* Consegna 1 *
Nel testo sulla tutela dei segnalanti, quale articolo del Decreto introduce la presunzione che un atto pregiudizievole successivo alla segnalazione ne sia conseguenza diretta?
* Consegna 2 *
Ricopia dal testo sulla tutela dei segnalanti tutto il passo che va da "In particolare, l’art." fino a "dimostri il contrario.".

* Testo dato *
%%

Con il recepimento della Direttiva UE 2019/1937, il legislatore ha introdotto un sistema organico e generalizzato di protezione per i soggetti segnalanti, prevedendo una vasta gamma di misure di salvaguardia, tra cui la nullità degli atti ritorsivi e l’inversione dell’onere della prova.

In particolare, l’art. 17 del Decreto stabilisce una presunzione secondo cui ogni atto pregiudizievole (ad esempio licenziamento, sospensione o misure equivalenti, demansionamento, etc.) adottato dopo la trasmissione di una segnalazione si presume conseguenza diretta di essa, salvo che il datore di lavoro dimostri il contrario.

Questo meccanismo, che inverte l’onere della prova a favore del segnalante, rappresenta una significativa deviazione rispetto alla disciplina ordinaria (ossia quella normalmente applicabile ai rapporti di lavoro, in cui è il lavoratore a dover dimostrare l’illegittimità del provvedimento) e, pertanto, un trattamento più favorevole nei confronti dello stesso lavoratore.

%%

* Materiale fornito *
%%

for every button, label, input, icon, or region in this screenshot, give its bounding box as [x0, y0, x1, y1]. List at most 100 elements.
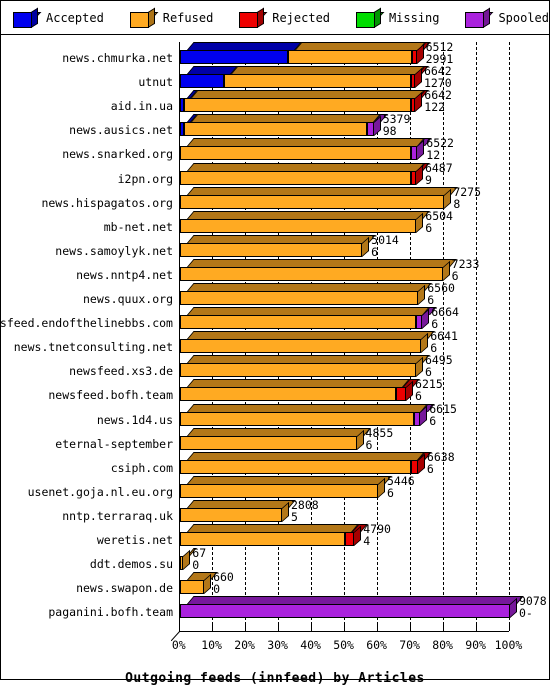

%%
%%

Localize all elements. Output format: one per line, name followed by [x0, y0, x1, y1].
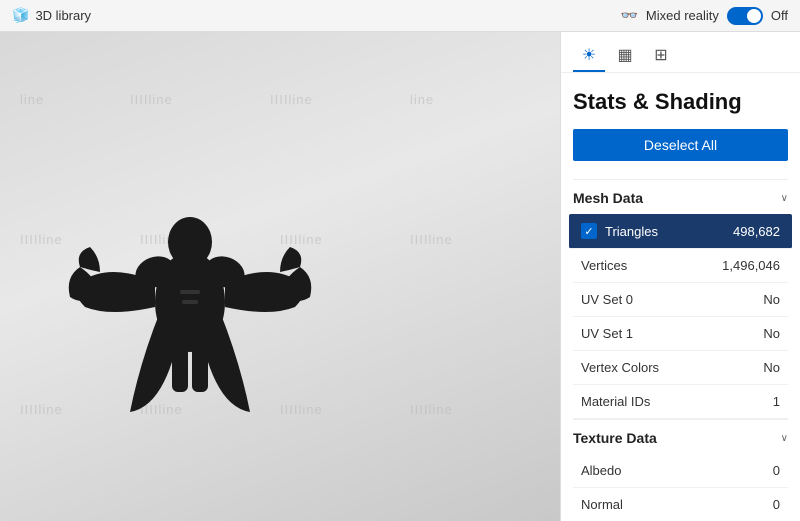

%%

* Risposta 1 *
L'art. 17 del Decreto.

* Risposta 2 *
In particolare, l’art. 17 del Decreto stabilisce una presunzione secondo cui ogni atto pregiudizievole (ad esempio licenziamento, sospensione o misure equivalenti, demansionamento, etc.) adottato dopo la trasmissione di una segnalazione si presume conseguenza diretta di essa, salvo che il datore di lavoro dimostri il contrario.